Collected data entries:
--- BEGIN ---

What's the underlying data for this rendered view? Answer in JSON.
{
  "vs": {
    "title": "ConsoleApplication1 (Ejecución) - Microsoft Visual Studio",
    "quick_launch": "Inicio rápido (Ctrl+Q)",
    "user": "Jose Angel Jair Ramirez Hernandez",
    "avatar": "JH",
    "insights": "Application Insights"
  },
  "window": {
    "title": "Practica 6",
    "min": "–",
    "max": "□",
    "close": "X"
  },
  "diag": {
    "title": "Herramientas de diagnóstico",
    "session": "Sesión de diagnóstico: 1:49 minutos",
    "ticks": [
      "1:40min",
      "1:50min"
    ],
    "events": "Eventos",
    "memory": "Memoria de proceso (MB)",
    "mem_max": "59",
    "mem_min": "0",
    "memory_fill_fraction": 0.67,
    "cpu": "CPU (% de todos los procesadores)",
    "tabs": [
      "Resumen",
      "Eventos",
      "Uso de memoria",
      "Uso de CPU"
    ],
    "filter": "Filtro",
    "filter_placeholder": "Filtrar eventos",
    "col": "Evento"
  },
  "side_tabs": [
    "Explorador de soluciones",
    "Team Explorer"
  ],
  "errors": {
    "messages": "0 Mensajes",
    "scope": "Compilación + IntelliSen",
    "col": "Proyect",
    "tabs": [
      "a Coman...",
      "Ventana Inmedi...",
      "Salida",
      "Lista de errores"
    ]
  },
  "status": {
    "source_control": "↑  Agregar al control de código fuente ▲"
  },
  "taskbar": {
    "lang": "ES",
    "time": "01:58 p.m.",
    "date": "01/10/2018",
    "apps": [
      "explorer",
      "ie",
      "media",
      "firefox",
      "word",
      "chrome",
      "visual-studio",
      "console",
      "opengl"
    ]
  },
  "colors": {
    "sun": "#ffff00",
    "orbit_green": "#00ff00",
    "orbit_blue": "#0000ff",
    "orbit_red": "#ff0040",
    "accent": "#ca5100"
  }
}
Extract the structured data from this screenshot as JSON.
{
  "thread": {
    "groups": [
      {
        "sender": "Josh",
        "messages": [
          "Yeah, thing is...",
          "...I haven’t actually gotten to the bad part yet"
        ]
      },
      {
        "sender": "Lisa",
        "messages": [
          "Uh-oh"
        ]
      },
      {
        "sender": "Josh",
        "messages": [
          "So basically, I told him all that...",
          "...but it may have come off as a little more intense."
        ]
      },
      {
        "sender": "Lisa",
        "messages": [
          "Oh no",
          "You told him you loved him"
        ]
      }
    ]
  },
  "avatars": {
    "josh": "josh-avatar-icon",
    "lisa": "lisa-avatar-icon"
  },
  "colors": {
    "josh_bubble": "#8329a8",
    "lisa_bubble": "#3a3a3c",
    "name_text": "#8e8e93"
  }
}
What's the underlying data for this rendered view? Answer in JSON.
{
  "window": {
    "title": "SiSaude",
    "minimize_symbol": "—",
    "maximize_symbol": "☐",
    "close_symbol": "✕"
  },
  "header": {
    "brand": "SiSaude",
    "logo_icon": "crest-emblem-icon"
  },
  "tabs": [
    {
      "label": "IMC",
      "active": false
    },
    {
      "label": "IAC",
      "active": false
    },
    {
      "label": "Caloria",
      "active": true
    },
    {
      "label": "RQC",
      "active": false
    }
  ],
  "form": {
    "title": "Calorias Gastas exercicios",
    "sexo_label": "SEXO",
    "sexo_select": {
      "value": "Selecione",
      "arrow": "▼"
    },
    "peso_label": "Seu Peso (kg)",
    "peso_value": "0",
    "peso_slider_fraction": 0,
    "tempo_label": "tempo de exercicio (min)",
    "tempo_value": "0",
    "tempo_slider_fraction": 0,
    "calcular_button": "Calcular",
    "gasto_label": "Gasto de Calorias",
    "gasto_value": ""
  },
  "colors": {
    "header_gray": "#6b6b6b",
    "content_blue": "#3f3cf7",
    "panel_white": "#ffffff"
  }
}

--- END ---

Could you quote the material above in full, exactly as it stands?

# Response to the task
What's the underlying data for this rendered view? Answer in JSON.
{
  "vs": {
    "title": "ConsoleApplication1 (Ejecución) - Microsoft Visual Studio",
    "quick_launch": "Inicio rápido (Ctrl+Q)",
    "user": "Jose Angel Jair Ramirez Hernandez",
    "avatar": "JH",
    "insights": "Application Insights"
  },
  "window": {
    "title": "Practica 6",
    "min": "–",
    "max": "□",
    "close": "X"
  },
  "diag": {
    "title": "Herramientas de diagnóstico",
    "session": "Sesión de diagnóstico: 1:49 minutos",
    "ticks": [
      "1:40min",
      "1:50min"
    ],
    "events": "Eventos",
    "memory": "Memoria de proceso (MB)",
    "mem_max": "59",
    "mem_min": "0",
    "memory_fill_fraction": 0.67,
    "cpu": "CPU (% de todos los procesadores)",
    "tabs": [
      "Resumen",
      "Eventos",
      "Uso de memoria",
      "Uso de CPU"
    ],
    "filter": "Filtro",
    "filter_placeholder": "Filtrar eventos",
    "col": "Evento"
  },
  "side_tabs": [
    "Explorador de soluciones",
    "Team Explorer"
  ],
  "errors": {
    "messages": "0 Mensajes",
    "scope": "Compilación + IntelliSen",
    "col": "Proyect",
    "tabs": [
      "a Coman...",
      "Ventana Inmedi...",
      "Salida",
      "Lista de errores"
    ]
  },
  "status": {
    "source_control": "↑  Agregar al control de código fuente ▲"
  },
  "taskbar": {
    "lang": "ES",
    "time": "01:58 p.m.",
    "date": "01/10/2018",
    "apps": [
      "explorer",
      "ie",
      "media",
      "firefox",
      "word",
      "chrome",
      "visual-studio",
      "console",
      "opengl"
    ]
  },
  "colors": {
    "sun": "#ffff00",
    "orbit_green": "#00ff00",
    "orbit_blue": "#0000ff",
    "orbit_red": "#ff0040",
    "accent": "#ca5100"
  }
}
Extract the structured data from this screenshot as JSON.
{
  "thread": {
    "groups": [
      {
        "sender": "Josh",
        "messages": [
          "Yeah, thing is...",
          "...I haven’t actually gotten to the bad part yet"
        ]
      },
      {
        "sender": "Lisa",
        "messages": [
          "Uh-oh"
        ]
      },
      {
        "sender": "Josh",
        "messages": [
          "So basically, I told him all that...",
          "...but it may have come off as a little more intense."
        ]
      },
      {
        "sender": "Lisa",
        "messages": [
          "Oh no",
          "You told him you loved him"
        ]
      }
    ]
  },
  "avatars": {
    "josh": "josh-avatar-icon",
    "lisa": "lisa-avatar-icon"
  },
  "colors": {
    "josh_bubble": "#8329a8",
    "lisa_bubble": "#3a3a3c",
    "name_text": "#8e8e93"
  }
}
What's the underlying data for this rendered view? Answer in JSON.
{
  "window": {
    "title": "SiSaude",
    "minimize_symbol": "—",
    "maximize_symbol": "☐",
    "close_symbol": "✕"
  },
  "header": {
    "brand": "SiSaude",
    "logo_icon": "crest-emblem-icon"
  },
  "tabs": [
    {
      "label": "IMC",
      "active": false
    },
    {
      "label": "IAC",
      "active": false
    },
    {
      "label": "Caloria",
      "active": true
    },
    {
      "label": "RQC",
      "active": false
    }
  ],
  "form": {
    "title": "Calorias Gastas exercicios",
    "sexo_label": "SEXO",
    "sexo_select": {
      "value": "Selecione",
      "arrow": "▼"
    },
    "peso_label": "Seu Peso (kg)",
    "peso_value": "0",
    "peso_slider_fraction": 0,
    "tempo_label": "tempo de exercicio (min)",
    "tempo_value": "0",
    "tempo_slider_fraction": 0,
    "calcular_button": "Calcular",
    "gasto_label": "Gasto de Calorias",
    "gasto_value": ""
  },
  "colors": {
    "header_gray": "#6b6b6b",
    "content_blue": "#3f3cf7",
    "panel_white": "#ffffff"
  }
}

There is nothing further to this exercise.